Scan the material below for the string "Second", and copy every line where it shows up.

MATERIAL PROVIDED |
☆ ☆ ☆

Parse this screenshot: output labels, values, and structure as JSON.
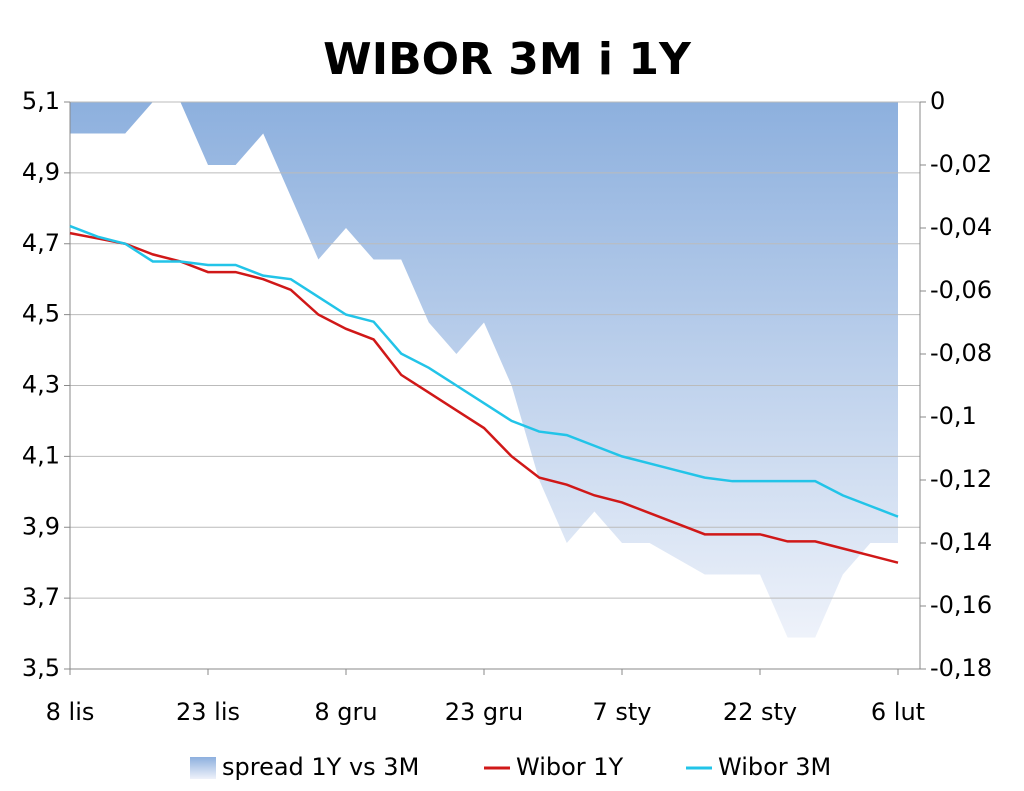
{
  "chart_data": {
    "type": "line",
    "title": "WIBOR 3M i 1Y",
    "categories": [
      "8 lis",
      null,
      null,
      null,
      null,
      "23 lis",
      null,
      null,
      null,
      null,
      "8 gru",
      null,
      null,
      null,
      null,
      "23 gru",
      null,
      null,
      null,
      null,
      "7 sty",
      null,
      null,
      null,
      null,
      "22 sty",
      null,
      null,
      null,
      null,
      "6 lut"
    ],
    "series": [
      {
        "name": "spread 1Y vs 3M",
        "color": "#8db0de",
        "axis": "y2",
        "type": "area",
        "values": [
          -0.01,
          -0.01,
          -0.01,
          0,
          0,
          -0.02,
          -0.02,
          -0.01,
          -0.03,
          -0.05,
          -0.04,
          -0.05,
          -0.05,
          -0.07,
          -0.08,
          -0.07,
          -0.09,
          -0.12,
          -0.14,
          -0.13,
          -0.14,
          -0.14,
          -0.145,
          -0.15,
          -0.15,
          -0.15,
          -0.17,
          -0.17,
          -0.15,
          -0.14,
          -0.14
        ]
      },
      {
        "name": "Wibor 1Y",
        "color": "#d01818",
        "values": [
          4.73,
          4.715,
          4.7,
          4.67,
          4.65,
          4.62,
          4.62,
          4.6,
          4.57,
          4.5,
          4.46,
          4.43,
          4.33,
          4.28,
          4.23,
          4.18,
          4.1,
          4.04,
          4.02,
          3.99,
          3.97,
          3.94,
          3.91,
          3.88,
          3.88,
          3.88,
          3.86,
          3.86,
          3.84,
          3.82,
          3.8
        ]
      },
      {
        "name": "Wibor 3M",
        "color": "#22c4e8",
        "values": [
          4.75,
          4.72,
          4.7,
          4.65,
          4.65,
          4.64,
          4.64,
          4.61,
          4.6,
          4.55,
          4.5,
          4.48,
          4.39,
          4.35,
          4.3,
          4.25,
          4.2,
          4.17,
          4.16,
          4.13,
          4.1,
          4.08,
          4.06,
          4.04,
          4.03,
          4.03,
          4.03,
          4.03,
          3.99,
          3.96,
          3.93
        ]
      }
    ],
    "ylim": [
      3.5,
      5.1
    ],
    "yticks": [
      {
        "value": 3.5,
        "label": "3,5"
      },
      {
        "value": 3.7,
        "label": "3,7"
      },
      {
        "value": 3.9,
        "label": "3,9"
      },
      {
        "value": 4.1,
        "label": "4,1"
      },
      {
        "value": 4.3,
        "label": "4,3"
      },
      {
        "value": 4.5,
        "label": "4,5"
      },
      {
        "value": 4.7,
        "label": "4,7"
      },
      {
        "value": 4.9,
        "label": "4,9"
      },
      {
        "value": 5.1,
        "label": "5,1"
      }
    ],
    "y2lim": [
      -0.18,
      0
    ],
    "y2ticks": [
      {
        "value": -0.18,
        "label": "-0,18"
      },
      {
        "value": -0.16,
        "label": "-0,16"
      },
      {
        "value": -0.14,
        "label": "-0,14"
      },
      {
        "value": -0.12,
        "label": "-0,12"
      },
      {
        "value": -0.1,
        "label": "-0,1"
      },
      {
        "value": -0.08,
        "label": "-0,08"
      },
      {
        "value": -0.06,
        "label": "-0,06"
      },
      {
        "value": -0.04,
        "label": "-0,04"
      },
      {
        "value": -0.02,
        "label": "-0,02"
      },
      0
    ],
    "grid": true,
    "legend": "bottom"
  }
}
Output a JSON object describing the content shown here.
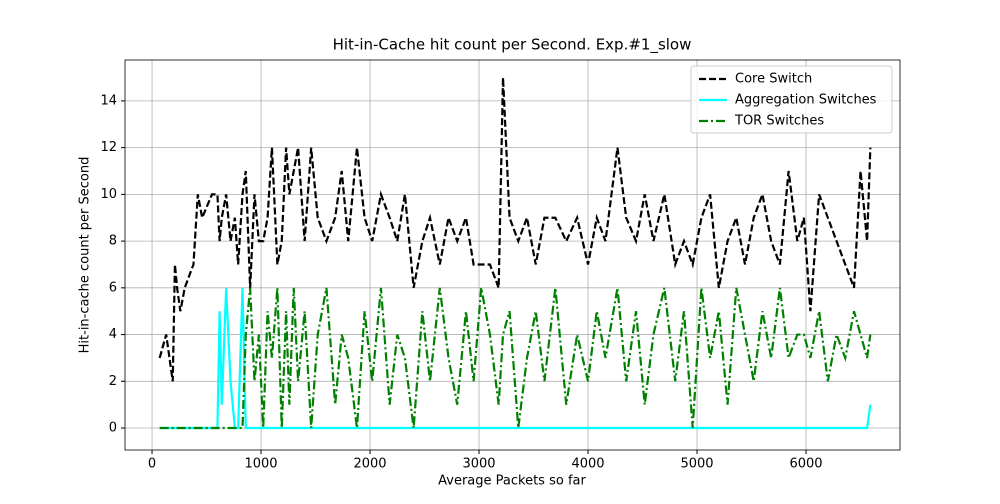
{
  "chart_data": {
    "type": "line",
    "title": "Hit-in-Cache hit count per Second. Exp.#1_slow",
    "xlabel": "Average Packets so far",
    "ylabel": "Hit-in-cache count per Second",
    "x": [
      70,
      130,
      190,
      210,
      230,
      260,
      300,
      380,
      420,
      460,
      550,
      600,
      620,
      640,
      680,
      720,
      760,
      790,
      830,
      860,
      900,
      940,
      980,
      1020,
      1060,
      1100,
      1150,
      1190,
      1230,
      1260,
      1300,
      1340,
      1400,
      1460,
      1520,
      1600,
      1680,
      1740,
      1800,
      1880,
      1950,
      2020,
      2100,
      2180,
      2250,
      2320,
      2400,
      2480,
      2550,
      2640,
      2720,
      2800,
      2880,
      2950,
      3020,
      3100,
      3180,
      3220,
      3280,
      3360,
      3440,
      3520,
      3600,
      3700,
      3800,
      3900,
      4000,
      4080,
      4160,
      4270,
      4350,
      4440,
      4520,
      4600,
      4700,
      4800,
      4880,
      4960,
      5040,
      5120,
      5200,
      5280,
      5360,
      5440,
      5520,
      5600,
      5680,
      5760,
      5840,
      5920,
      5980,
      6040,
      6120,
      6200,
      6280,
      6360,
      6440,
      6500,
      6560,
      6590
    ],
    "series": [
      {
        "name": "Core Switch",
        "color": "#000000",
        "dash": "dashed",
        "values": [
          3,
          4,
          2,
          7,
          6,
          5,
          6,
          7,
          10,
          9,
          10,
          10,
          8,
          9,
          10,
          8,
          9,
          7,
          10,
          11,
          6,
          10,
          8,
          8,
          9,
          12,
          7,
          8,
          12,
          10,
          11,
          12,
          8,
          12,
          9,
          8,
          9,
          11,
          8,
          12,
          9,
          8,
          10,
          9,
          8,
          10,
          6,
          8,
          9,
          7,
          9,
          8,
          9,
          7,
          7,
          7,
          6,
          15,
          9,
          8,
          9,
          7,
          9,
          9,
          8,
          9,
          7,
          9,
          8,
          12,
          9,
          8,
          10,
          8,
          10,
          7,
          8,
          7,
          9,
          10,
          6,
          8,
          9,
          7,
          9,
          10,
          8,
          7,
          11,
          8,
          9,
          5,
          10,
          9,
          8,
          7,
          6,
          11,
          8,
          12
        ]
      },
      {
        "name": "Aggregation Switches",
        "color": "#00ffff",
        "dash": "solid",
        "values": [
          0,
          0,
          0,
          0,
          0,
          0,
          0,
          0,
          0,
          0,
          0,
          0,
          5,
          1,
          6,
          2,
          0,
          0,
          6,
          0,
          0,
          0,
          0,
          0,
          0,
          0,
          0,
          0,
          0,
          0,
          0,
          0,
          0,
          0,
          0,
          0,
          0,
          0,
          0,
          0,
          0,
          0,
          0,
          0,
          0,
          0,
          0,
          0,
          0,
          0,
          0,
          0,
          0,
          0,
          0,
          0,
          0,
          0,
          0,
          0,
          0,
          0,
          0,
          0,
          0,
          0,
          0,
          0,
          0,
          0,
          0,
          0,
          0,
          0,
          0,
          0,
          0,
          0,
          0,
          0,
          0,
          0,
          0,
          0,
          0,
          0,
          0,
          0,
          0,
          0,
          0,
          0,
          0,
          0,
          0,
          0,
          0,
          0,
          0,
          1
        ]
      },
      {
        "name": "TOR Switches",
        "color": "#008000",
        "dash": "dashdot",
        "values": [
          0,
          0,
          0,
          0,
          0,
          0,
          0,
          0,
          0,
          0,
          0,
          0,
          0,
          0,
          0,
          0,
          0,
          0,
          0,
          4,
          6,
          2,
          4,
          0,
          5,
          3,
          6,
          0,
          5,
          1,
          6,
          2,
          5,
          0,
          4,
          6,
          1,
          4,
          3,
          0,
          5,
          2,
          6,
          1,
          4,
          3,
          0,
          5,
          2,
          6,
          3,
          1,
          5,
          2,
          6,
          4,
          1,
          4,
          5,
          0,
          3,
          5,
          2,
          6,
          1,
          4,
          2,
          5,
          3,
          6,
          2,
          5,
          1,
          4,
          6,
          2,
          5,
          0,
          6,
          3,
          5,
          1,
          6,
          4,
          2,
          5,
          3,
          6,
          3,
          4,
          4,
          3,
          5,
          2,
          4,
          3,
          5,
          4,
          3,
          4
        ]
      }
    ],
    "xlim": [
      -248,
      6862
    ],
    "ylim": [
      -0.94,
      15.75
    ],
    "xticks": [
      0,
      1000,
      2000,
      3000,
      4000,
      5000,
      6000
    ],
    "yticks": [
      0,
      2,
      4,
      6,
      8,
      10,
      12,
      14
    ],
    "grid": true,
    "legend": "upper right"
  }
}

☆ ☆ ☆

ANSWER IN FULL |
    "title": "Hit-in-Cache hit count per Second. Exp.#1_slow",
    "ylabel": "Hit-in-cache count per Second",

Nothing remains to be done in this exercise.